▶ [RECORDS FOR THE TASK]:

• • •

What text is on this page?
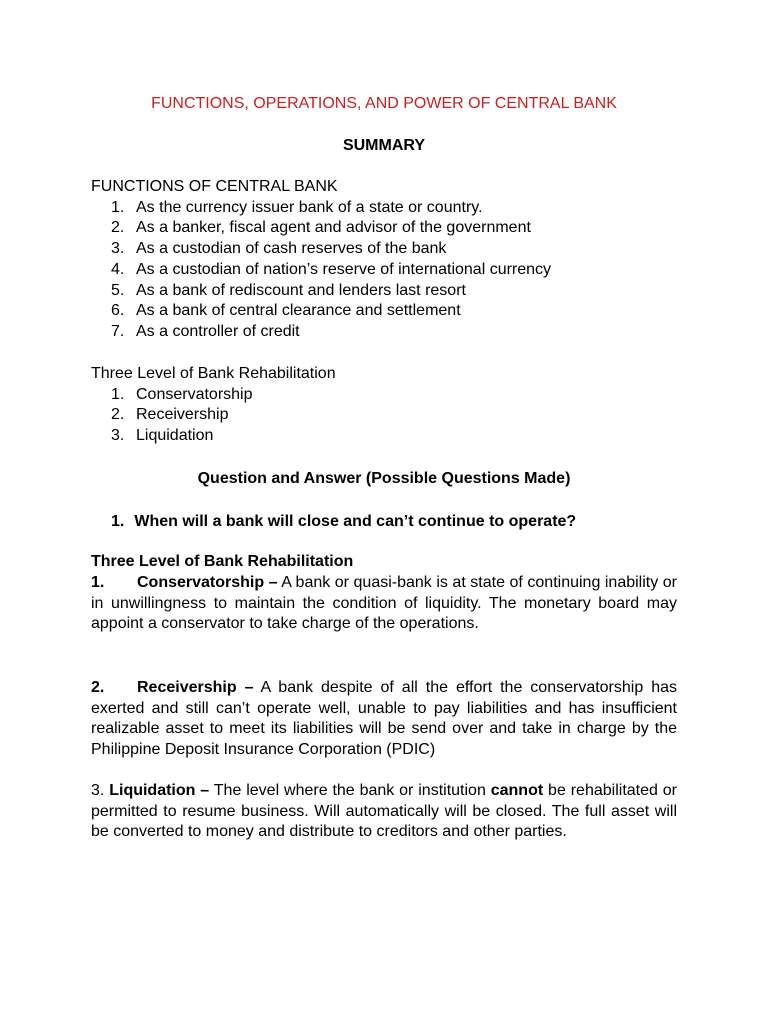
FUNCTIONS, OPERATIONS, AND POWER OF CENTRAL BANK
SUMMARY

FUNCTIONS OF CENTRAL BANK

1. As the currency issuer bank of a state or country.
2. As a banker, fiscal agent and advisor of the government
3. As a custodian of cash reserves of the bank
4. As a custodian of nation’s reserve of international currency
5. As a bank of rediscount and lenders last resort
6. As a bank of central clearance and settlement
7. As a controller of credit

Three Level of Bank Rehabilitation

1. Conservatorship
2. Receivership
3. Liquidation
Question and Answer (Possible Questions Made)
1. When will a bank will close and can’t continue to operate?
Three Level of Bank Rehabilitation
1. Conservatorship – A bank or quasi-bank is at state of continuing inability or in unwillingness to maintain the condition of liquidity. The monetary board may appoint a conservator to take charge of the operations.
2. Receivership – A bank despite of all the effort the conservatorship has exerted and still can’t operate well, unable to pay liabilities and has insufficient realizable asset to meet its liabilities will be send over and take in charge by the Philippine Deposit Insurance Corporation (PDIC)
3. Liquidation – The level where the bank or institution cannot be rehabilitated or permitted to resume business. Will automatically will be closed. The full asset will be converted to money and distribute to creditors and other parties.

• • •

▶ [SET EXERCISE]: Return all of the entries exactly as written, but drop any pictures they hold.

▶ [OUTPUT OF THE EXERCISE]:
What text is on this page?
FUNCTIONS, OPERATIONS, AND POWER OF CENTRAL BANK
SUMMARY

FUNCTIONS OF CENTRAL BANK

1. As the currency issuer bank of a state or country.
2. As a banker, fiscal agent and advisor of the government
3. As a custodian of cash reserves of the bank
4. As a custodian of nation’s reserve of international currency
5. As a bank of rediscount and lenders last resort
6. As a bank of central clearance and settlement
7. As a controller of credit

Three Level of Bank Rehabilitation

1. Conservatorship
2. Receivership
3. Liquidation
Question and Answer (Possible Questions Made)
1. When will a bank will close and can’t continue to operate?
Three Level of Bank Rehabilitation
1. Conservatorship – A bank or quasi-bank is at state of continuing inability or in unwillingness to maintain the condition of liquidity. The monetary board may appoint a conservator to take charge of the operations.
2. Receivership – A bank despite of all the effort the conservatorship has exerted and still can’t operate well, unable to pay liabilities and has insufficient realizable asset to meet its liabilities will be send over and take in charge by the Philippine Deposit Insurance Corporation (PDIC)
3. Liquidation – The level where the bank or institution cannot be rehabilitated or permitted to resume business. Will automatically will be closed. The full asset will be converted to money and distribute to creditors and other parties.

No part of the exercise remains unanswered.